• [Data entries for graphics]:
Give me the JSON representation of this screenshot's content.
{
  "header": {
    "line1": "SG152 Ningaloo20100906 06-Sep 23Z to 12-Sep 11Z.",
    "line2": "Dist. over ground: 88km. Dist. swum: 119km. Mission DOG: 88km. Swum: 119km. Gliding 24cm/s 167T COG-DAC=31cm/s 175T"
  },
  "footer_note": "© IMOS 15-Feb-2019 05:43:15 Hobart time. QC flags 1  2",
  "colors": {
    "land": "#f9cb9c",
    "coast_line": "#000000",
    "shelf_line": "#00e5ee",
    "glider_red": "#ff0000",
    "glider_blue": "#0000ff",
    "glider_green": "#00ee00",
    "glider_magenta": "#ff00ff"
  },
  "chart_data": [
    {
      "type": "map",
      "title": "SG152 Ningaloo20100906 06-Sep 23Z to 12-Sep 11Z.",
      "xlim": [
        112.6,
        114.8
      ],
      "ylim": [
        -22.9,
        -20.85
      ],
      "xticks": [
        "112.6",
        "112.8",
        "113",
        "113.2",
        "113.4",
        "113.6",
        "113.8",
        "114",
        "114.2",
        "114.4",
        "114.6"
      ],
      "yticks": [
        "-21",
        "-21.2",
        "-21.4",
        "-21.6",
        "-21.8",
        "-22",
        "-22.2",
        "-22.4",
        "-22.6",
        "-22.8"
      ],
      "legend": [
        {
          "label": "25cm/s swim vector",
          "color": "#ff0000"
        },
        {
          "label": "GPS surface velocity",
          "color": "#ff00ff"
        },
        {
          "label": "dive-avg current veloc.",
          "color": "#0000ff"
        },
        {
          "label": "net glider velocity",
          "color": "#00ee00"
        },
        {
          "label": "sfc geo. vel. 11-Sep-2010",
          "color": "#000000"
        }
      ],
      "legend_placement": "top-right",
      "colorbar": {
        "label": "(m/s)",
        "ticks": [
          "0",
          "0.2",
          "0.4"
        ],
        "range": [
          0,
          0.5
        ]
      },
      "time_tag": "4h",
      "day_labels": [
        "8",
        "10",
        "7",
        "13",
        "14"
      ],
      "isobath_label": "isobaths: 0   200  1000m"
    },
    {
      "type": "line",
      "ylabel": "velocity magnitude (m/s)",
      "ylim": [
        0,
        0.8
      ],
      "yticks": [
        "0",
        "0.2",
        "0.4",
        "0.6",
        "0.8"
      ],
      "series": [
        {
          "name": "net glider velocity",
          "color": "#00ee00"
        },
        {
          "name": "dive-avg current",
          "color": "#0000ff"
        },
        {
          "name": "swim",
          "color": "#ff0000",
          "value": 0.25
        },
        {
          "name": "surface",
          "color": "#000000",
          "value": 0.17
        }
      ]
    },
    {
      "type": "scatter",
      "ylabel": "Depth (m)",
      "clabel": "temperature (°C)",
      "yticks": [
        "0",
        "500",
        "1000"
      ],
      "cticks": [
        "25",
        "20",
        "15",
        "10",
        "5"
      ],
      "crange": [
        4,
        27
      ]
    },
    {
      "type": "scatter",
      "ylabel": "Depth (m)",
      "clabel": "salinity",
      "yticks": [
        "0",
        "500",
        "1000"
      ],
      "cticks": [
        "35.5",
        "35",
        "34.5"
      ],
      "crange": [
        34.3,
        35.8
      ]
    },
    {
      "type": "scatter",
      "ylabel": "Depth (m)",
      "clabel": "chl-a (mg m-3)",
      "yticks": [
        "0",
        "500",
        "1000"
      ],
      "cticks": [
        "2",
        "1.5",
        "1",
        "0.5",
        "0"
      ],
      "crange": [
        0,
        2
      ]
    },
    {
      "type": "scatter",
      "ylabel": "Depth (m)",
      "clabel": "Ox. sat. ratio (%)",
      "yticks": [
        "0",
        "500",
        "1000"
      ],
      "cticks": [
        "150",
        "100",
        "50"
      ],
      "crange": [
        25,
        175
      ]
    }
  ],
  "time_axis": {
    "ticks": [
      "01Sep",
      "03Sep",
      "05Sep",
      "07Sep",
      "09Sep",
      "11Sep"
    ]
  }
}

...

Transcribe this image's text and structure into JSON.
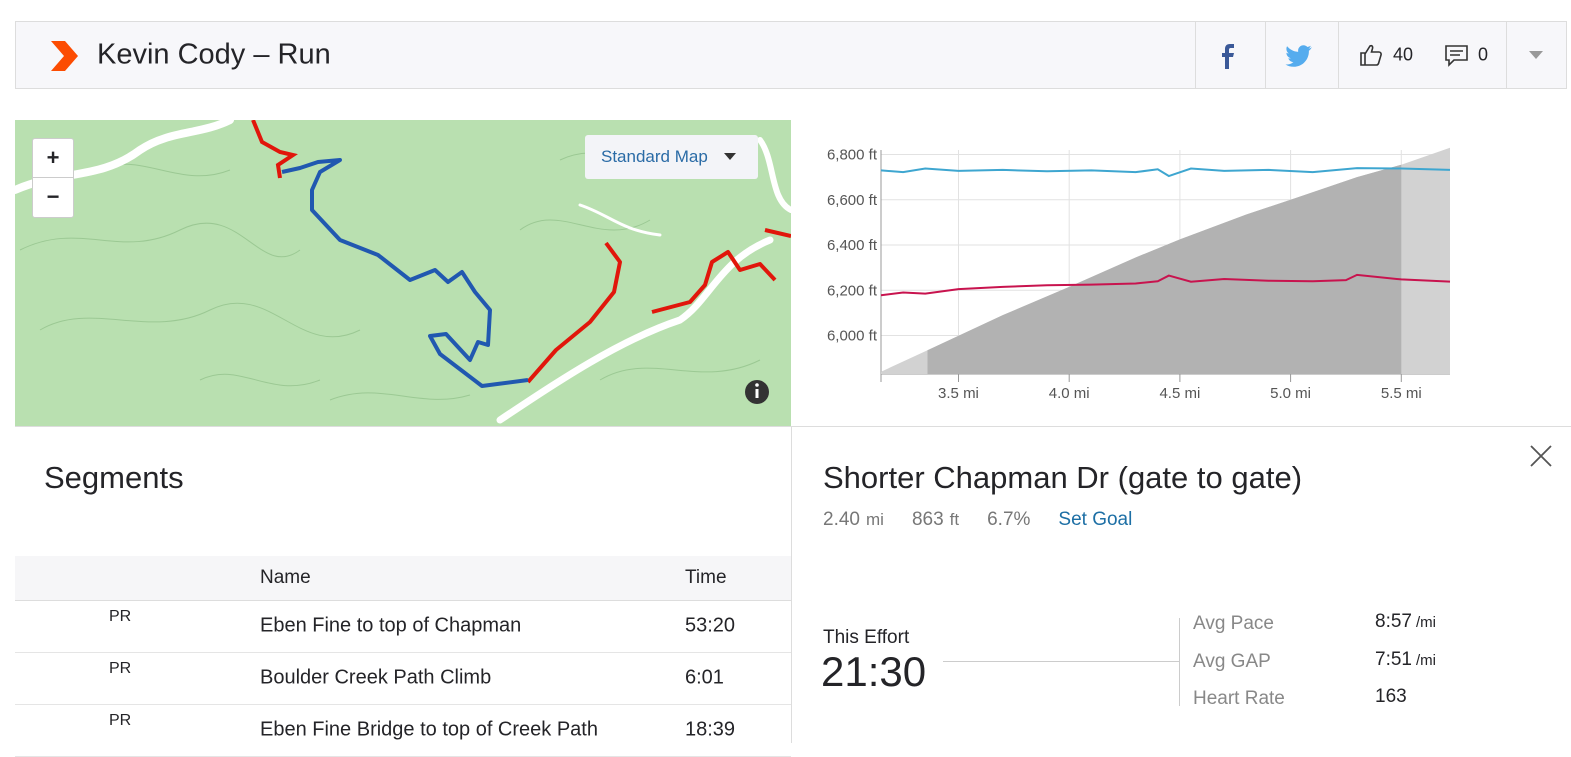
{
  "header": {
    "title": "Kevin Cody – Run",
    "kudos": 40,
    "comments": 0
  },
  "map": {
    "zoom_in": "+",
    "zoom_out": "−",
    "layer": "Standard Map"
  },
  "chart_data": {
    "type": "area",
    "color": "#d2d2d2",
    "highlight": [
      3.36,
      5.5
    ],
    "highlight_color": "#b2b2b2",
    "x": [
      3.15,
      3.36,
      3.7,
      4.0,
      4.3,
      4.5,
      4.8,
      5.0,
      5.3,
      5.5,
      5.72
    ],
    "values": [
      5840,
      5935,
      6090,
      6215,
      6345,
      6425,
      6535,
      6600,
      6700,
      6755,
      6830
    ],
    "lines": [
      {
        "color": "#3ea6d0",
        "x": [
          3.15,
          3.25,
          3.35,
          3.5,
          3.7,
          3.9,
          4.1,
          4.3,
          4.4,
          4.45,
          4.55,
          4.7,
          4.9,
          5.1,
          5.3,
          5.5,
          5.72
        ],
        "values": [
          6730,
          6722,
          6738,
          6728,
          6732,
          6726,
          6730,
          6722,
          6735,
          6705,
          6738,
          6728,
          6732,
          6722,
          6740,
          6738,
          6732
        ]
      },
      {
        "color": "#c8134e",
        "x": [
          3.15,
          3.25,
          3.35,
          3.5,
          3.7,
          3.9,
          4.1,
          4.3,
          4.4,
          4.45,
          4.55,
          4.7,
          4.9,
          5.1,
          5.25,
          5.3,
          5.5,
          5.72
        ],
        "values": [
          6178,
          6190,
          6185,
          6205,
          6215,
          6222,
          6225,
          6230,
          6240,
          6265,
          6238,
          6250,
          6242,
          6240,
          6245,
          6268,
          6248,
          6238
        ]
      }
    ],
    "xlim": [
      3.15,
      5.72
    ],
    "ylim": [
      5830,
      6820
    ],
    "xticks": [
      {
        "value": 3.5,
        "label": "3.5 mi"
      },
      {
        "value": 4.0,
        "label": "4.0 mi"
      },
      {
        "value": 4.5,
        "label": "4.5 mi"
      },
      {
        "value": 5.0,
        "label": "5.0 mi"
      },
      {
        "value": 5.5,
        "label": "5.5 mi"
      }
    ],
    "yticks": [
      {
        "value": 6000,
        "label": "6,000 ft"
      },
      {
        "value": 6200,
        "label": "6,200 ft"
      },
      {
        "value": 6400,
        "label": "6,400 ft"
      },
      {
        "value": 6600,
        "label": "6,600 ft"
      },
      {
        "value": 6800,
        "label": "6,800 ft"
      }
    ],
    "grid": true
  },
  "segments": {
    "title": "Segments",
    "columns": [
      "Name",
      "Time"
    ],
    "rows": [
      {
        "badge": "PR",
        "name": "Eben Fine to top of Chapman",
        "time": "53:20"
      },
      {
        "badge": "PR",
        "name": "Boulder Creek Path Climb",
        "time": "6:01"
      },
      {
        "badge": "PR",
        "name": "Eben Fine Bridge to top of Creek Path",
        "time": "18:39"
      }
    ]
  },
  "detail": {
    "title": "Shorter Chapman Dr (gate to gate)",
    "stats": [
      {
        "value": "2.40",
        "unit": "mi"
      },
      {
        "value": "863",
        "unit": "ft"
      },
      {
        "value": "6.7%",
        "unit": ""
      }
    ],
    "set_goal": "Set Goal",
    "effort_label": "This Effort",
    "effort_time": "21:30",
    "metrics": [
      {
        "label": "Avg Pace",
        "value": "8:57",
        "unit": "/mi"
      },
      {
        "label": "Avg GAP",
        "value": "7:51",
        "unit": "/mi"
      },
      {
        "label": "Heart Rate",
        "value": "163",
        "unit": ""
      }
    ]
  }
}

• [Instructions to follow]:
Wherever the word "JSON" occurs in a line of the listing, copy that line.

• [Solution below]:
Give me the JSON representation of this screenshot's content.
Transcribe this image's text and structure into JSON.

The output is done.